* Listed entries *

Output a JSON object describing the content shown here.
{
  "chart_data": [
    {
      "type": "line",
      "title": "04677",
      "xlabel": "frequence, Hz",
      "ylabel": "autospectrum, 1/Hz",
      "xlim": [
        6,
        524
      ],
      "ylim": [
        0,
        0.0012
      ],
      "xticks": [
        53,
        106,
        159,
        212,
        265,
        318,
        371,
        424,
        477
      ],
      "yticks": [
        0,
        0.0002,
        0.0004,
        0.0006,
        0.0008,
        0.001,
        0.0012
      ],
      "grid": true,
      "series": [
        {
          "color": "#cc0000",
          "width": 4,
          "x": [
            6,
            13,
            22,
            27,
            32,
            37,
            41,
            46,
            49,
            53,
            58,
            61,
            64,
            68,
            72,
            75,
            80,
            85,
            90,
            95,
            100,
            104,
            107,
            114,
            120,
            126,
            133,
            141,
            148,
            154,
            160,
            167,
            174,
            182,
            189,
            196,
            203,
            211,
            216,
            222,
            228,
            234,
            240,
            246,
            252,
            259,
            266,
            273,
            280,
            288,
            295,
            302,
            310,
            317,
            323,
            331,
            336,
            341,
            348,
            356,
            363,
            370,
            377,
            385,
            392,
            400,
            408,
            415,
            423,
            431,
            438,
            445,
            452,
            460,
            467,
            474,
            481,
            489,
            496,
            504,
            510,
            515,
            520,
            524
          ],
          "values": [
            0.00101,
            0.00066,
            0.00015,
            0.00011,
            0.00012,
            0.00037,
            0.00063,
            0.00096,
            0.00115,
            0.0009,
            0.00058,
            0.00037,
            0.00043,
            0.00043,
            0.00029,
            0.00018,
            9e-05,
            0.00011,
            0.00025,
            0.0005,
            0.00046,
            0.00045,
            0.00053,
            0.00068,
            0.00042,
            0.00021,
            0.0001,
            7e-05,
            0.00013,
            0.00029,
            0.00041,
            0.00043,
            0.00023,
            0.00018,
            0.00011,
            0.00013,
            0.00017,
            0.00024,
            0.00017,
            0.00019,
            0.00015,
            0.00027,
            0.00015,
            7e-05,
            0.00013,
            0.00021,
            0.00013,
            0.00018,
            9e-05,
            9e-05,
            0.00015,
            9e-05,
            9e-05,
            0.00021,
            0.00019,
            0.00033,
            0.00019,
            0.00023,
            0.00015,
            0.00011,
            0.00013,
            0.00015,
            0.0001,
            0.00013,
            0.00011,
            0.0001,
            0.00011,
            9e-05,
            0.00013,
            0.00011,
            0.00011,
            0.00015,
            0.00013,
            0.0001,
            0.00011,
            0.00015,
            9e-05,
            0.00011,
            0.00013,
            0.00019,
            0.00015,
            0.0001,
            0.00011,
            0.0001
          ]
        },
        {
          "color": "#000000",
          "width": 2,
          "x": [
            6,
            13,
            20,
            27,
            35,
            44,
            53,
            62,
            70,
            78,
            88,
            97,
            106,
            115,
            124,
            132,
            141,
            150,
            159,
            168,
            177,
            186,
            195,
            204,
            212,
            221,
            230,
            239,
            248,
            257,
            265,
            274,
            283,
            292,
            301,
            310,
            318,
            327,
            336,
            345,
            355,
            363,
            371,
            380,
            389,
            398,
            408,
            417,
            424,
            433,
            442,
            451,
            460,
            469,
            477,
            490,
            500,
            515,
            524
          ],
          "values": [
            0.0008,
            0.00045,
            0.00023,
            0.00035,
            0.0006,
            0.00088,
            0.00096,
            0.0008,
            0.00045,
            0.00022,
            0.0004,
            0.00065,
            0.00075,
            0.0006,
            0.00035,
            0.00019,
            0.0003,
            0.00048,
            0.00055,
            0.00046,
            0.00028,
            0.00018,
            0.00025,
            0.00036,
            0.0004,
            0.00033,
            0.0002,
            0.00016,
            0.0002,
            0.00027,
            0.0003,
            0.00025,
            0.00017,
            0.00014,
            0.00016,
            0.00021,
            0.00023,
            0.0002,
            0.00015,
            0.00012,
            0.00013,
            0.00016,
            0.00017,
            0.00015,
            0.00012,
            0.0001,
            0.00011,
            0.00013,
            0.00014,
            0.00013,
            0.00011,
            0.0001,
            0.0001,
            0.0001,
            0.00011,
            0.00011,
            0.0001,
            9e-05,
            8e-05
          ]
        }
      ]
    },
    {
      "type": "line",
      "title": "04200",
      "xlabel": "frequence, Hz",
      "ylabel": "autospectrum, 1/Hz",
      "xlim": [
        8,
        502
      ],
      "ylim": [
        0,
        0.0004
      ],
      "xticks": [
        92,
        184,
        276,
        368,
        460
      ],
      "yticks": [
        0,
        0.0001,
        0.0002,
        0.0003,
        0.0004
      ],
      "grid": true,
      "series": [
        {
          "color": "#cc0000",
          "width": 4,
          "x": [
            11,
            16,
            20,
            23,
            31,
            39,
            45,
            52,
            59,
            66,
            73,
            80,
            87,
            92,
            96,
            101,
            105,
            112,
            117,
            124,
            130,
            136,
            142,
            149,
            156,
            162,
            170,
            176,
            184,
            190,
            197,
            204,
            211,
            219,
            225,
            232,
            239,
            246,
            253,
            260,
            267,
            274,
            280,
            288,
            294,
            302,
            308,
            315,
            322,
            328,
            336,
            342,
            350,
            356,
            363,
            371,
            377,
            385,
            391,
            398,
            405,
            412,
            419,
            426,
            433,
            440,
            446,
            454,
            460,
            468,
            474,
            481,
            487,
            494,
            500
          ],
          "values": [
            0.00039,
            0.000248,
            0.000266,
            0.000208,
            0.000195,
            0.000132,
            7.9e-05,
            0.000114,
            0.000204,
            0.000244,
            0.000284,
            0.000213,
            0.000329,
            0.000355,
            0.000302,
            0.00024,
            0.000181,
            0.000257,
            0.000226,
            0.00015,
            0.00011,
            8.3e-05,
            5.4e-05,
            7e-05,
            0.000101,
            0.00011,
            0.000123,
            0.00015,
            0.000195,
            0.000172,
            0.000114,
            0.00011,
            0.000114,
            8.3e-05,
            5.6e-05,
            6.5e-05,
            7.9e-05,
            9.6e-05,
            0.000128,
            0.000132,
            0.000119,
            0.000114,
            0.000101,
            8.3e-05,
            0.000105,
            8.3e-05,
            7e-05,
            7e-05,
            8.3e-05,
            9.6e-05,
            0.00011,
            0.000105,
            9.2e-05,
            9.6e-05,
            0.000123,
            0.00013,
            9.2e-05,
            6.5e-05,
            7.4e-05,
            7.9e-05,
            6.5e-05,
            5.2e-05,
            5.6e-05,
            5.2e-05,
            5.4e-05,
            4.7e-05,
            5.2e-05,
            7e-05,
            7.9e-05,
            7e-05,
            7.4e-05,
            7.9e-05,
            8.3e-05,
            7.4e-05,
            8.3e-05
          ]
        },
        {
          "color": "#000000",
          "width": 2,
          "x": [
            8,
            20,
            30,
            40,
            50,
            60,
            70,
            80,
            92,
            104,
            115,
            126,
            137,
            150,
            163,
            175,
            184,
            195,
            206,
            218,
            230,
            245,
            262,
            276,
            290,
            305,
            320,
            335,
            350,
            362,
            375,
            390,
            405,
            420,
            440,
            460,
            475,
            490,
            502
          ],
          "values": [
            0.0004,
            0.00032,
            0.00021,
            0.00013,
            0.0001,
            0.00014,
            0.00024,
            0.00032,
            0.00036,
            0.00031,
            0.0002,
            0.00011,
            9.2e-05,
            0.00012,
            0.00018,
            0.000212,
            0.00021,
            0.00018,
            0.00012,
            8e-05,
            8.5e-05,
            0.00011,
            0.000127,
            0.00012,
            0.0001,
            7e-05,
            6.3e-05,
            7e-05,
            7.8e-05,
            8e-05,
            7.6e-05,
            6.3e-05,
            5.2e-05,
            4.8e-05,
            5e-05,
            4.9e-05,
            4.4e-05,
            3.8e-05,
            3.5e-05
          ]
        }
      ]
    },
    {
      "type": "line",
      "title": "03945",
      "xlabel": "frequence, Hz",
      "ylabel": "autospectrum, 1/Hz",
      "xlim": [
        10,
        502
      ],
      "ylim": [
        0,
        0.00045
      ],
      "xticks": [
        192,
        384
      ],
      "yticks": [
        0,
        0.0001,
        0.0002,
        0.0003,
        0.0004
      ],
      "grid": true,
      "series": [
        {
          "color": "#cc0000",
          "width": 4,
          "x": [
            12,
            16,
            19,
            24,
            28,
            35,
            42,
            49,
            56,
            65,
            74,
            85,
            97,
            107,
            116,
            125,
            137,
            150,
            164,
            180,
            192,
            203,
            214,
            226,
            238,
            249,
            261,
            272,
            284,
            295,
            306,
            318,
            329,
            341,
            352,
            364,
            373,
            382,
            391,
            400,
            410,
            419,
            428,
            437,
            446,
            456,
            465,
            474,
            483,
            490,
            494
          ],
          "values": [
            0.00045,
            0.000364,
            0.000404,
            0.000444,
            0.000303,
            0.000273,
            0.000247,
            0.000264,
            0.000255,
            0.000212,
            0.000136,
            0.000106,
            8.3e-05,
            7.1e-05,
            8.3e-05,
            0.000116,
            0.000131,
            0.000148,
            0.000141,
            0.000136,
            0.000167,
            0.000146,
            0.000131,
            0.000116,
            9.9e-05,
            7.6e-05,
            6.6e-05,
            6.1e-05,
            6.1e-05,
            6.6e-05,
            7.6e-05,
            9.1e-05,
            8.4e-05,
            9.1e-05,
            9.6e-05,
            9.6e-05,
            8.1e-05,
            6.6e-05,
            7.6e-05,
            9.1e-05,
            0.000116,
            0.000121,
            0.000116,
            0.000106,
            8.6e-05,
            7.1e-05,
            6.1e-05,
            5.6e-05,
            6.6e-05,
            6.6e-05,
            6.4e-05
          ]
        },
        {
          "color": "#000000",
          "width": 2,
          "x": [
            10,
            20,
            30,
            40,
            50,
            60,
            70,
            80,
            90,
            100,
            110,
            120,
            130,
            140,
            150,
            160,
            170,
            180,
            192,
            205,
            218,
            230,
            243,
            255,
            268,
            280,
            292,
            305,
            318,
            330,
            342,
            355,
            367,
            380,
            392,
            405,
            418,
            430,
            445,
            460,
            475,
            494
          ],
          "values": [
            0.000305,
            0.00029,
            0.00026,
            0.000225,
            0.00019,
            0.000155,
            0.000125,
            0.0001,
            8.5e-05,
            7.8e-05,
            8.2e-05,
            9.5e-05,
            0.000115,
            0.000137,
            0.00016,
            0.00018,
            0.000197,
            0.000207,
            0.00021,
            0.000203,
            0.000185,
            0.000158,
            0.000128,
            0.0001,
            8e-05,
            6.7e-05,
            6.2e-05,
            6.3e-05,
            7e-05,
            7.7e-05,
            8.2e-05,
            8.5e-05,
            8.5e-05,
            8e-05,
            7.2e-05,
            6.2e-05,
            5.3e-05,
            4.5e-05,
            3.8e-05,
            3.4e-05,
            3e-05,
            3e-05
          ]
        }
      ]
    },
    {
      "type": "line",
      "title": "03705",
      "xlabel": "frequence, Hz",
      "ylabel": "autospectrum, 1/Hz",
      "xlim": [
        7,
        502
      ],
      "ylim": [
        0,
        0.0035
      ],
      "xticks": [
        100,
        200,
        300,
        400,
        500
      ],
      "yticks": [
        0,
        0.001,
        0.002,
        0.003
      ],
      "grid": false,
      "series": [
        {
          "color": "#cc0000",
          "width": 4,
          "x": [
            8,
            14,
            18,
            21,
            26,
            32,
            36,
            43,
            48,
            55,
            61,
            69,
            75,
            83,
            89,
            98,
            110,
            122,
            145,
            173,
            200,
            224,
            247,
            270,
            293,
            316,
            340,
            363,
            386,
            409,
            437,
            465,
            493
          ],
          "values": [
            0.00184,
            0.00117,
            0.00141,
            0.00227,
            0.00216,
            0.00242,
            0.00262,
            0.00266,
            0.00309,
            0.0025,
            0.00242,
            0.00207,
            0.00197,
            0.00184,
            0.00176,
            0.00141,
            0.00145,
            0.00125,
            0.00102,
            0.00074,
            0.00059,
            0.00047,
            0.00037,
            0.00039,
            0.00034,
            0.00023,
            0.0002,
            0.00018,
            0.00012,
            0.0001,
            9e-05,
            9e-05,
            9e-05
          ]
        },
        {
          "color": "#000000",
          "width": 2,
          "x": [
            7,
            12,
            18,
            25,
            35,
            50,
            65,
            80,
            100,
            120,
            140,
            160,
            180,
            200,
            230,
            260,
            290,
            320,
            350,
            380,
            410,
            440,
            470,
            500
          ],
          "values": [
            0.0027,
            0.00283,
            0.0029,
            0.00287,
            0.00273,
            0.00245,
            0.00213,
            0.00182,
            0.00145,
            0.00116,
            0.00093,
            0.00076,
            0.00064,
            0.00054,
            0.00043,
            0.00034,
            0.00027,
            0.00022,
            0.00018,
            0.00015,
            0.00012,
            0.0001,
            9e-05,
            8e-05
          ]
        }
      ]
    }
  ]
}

* Goal *
Search the listing for the word "title". Copy every line in which it occurs.

* Response to the task *
      "title": "04677",
      "title": "04200",
      "title": "03945",
      "title": "03705",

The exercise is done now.